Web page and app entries
# # # # # # #

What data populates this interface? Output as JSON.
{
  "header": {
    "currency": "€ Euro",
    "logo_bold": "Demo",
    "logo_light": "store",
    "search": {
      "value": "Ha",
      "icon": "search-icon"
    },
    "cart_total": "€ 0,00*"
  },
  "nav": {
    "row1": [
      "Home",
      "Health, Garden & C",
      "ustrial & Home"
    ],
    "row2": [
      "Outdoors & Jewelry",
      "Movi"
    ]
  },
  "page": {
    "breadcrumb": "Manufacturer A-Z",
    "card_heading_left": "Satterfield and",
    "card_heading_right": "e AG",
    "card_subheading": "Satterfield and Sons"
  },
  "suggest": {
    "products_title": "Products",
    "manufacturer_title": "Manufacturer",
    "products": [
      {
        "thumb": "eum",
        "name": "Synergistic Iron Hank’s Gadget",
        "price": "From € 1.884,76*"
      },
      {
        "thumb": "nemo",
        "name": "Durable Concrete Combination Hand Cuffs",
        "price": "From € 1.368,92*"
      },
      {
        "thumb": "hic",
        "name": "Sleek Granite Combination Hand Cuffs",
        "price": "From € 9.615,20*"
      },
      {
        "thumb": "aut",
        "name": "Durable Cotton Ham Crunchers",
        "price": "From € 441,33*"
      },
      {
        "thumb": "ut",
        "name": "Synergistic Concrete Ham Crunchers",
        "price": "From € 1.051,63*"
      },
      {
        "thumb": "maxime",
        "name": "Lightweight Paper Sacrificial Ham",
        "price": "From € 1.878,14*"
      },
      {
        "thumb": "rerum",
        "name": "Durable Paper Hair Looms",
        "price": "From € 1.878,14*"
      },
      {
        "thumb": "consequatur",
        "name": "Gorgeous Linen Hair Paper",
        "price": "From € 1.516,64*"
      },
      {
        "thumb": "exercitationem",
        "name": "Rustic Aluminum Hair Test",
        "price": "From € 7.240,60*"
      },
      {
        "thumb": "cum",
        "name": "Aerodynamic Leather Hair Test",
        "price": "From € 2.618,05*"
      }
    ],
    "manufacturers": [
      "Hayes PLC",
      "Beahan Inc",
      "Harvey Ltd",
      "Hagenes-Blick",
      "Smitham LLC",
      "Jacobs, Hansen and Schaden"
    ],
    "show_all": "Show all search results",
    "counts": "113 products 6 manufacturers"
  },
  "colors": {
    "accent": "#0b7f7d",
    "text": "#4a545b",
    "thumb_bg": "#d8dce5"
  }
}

# # # # # # #

What you need to do:
All of the data, start to finish: please output it exactly.

Answer section:
What data populates this interface? Output as JSON.
{
  "header": {
    "currency": "€ Euro",
    "logo_bold": "Demo",
    "logo_light": "store",
    "search": {
      "value": "Ha",
      "icon": "search-icon"
    },
    "cart_total": "€ 0,00*"
  },
  "nav": {
    "row1": [
      "Home",
      "Health, Garden & C",
      "ustrial & Home"
    ],
    "row2": [
      "Outdoors & Jewelry",
      "Movi"
    ]
  },
  "page": {
    "breadcrumb": "Manufacturer A-Z",
    "card_heading_left": "Satterfield and",
    "card_heading_right": "e AG",
    "card_subheading": "Satterfield and Sons"
  },
  "suggest": {
    "products_title": "Products",
    "manufacturer_title": "Manufacturer",
    "products": [
      {
        "thumb": "eum",
        "name": "Synergistic Iron Hank’s Gadget",
        "price": "From € 1.884,76*"
      },
      {
        "thumb": "nemo",
        "name": "Durable Concrete Combination Hand Cuffs",
        "price": "From € 1.368,92*"
      },
      {
        "thumb": "hic",
        "name": "Sleek Granite Combination Hand Cuffs",
        "price": "From € 9.615,20*"
      },
      {
        "thumb": "aut",
        "name": "Durable Cotton Ham Crunchers",
        "price": "From € 441,33*"
      },
      {
        "thumb": "ut",
        "name": "Synergistic Concrete Ham Crunchers",
        "price": "From € 1.051,63*"
      },
      {
        "thumb": "maxime",
        "name": "Lightweight Paper Sacrificial Ham",
        "price": "From € 1.878,14*"
      },
      {
        "thumb": "rerum",
        "name": "Durable Paper Hair Looms",
        "price": "From € 1.878,14*"
      },
      {
        "thumb": "consequatur",
        "name": "Gorgeous Linen Hair Paper",
        "price": "From € 1.516,64*"
      },
      {
        "thumb": "exercitationem",
        "name": "Rustic Aluminum Hair Test",
        "price": "From € 7.240,60*"
      },
      {
        "thumb": "cum",
        "name": "Aerodynamic Leather Hair Test",
        "price": "From € 2.618,05*"
      }
    ],
    "manufacturers": [
      "Hayes PLC",
      "Beahan Inc",
      "Harvey Ltd",
      "Hagenes-Blick",
      "Smitham LLC",
      "Jacobs, Hansen and Schaden"
    ],
    "show_all": "Show all search results",
    "counts": "113 products 6 manufacturers"
  },
  "colors": {
    "accent": "#0b7f7d",
    "text": "#4a545b",
    "thumb_bg": "#d8dce5"
  }
}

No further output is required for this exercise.